--- BEGIN Supplied material ---
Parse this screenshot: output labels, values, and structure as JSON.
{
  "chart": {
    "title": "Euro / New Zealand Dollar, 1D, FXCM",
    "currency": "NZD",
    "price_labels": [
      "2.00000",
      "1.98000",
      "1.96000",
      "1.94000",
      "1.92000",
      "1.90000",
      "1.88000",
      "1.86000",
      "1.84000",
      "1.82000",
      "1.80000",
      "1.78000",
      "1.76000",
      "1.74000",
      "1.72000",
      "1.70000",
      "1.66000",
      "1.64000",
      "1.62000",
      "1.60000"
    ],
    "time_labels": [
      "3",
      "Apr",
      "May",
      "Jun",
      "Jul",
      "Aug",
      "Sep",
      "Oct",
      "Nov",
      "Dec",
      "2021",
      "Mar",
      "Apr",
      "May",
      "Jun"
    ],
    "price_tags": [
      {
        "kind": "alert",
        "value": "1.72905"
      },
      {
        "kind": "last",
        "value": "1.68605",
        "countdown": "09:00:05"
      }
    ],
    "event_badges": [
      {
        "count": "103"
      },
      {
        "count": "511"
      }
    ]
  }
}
--- END Supplied material ---
**What the task asks**
Reproduce the data shown above exactly.

**Complete output**
Parse this screenshot: output labels, values, and structure as JSON.
{
  "chart": {
    "title": "Euro / New Zealand Dollar, 1D, FXCM",
    "currency": "NZD",
    "price_labels": [
      "2.00000",
      "1.98000",
      "1.96000",
      "1.94000",
      "1.92000",
      "1.90000",
      "1.88000",
      "1.86000",
      "1.84000",
      "1.82000",
      "1.80000",
      "1.78000",
      "1.76000",
      "1.74000",
      "1.72000",
      "1.70000",
      "1.66000",
      "1.64000",
      "1.62000",
      "1.60000"
    ],
    "time_labels": [
      "3",
      "Apr",
      "May",
      "Jun",
      "Jul",
      "Aug",
      "Sep",
      "Oct",
      "Nov",
      "Dec",
      "2021",
      "Mar",
      "Apr",
      "May",
      "Jun"
    ],
    "price_tags": [
      {
        "kind": "alert",
        "value": "1.72905"
      },
      {
        "kind": "last",
        "value": "1.68605",
        "countdown": "09:00:05"
      }
    ],
    "event_badges": [
      {
        "count": "103"
      },
      {
        "count": "511"
      }
    ]
  }
}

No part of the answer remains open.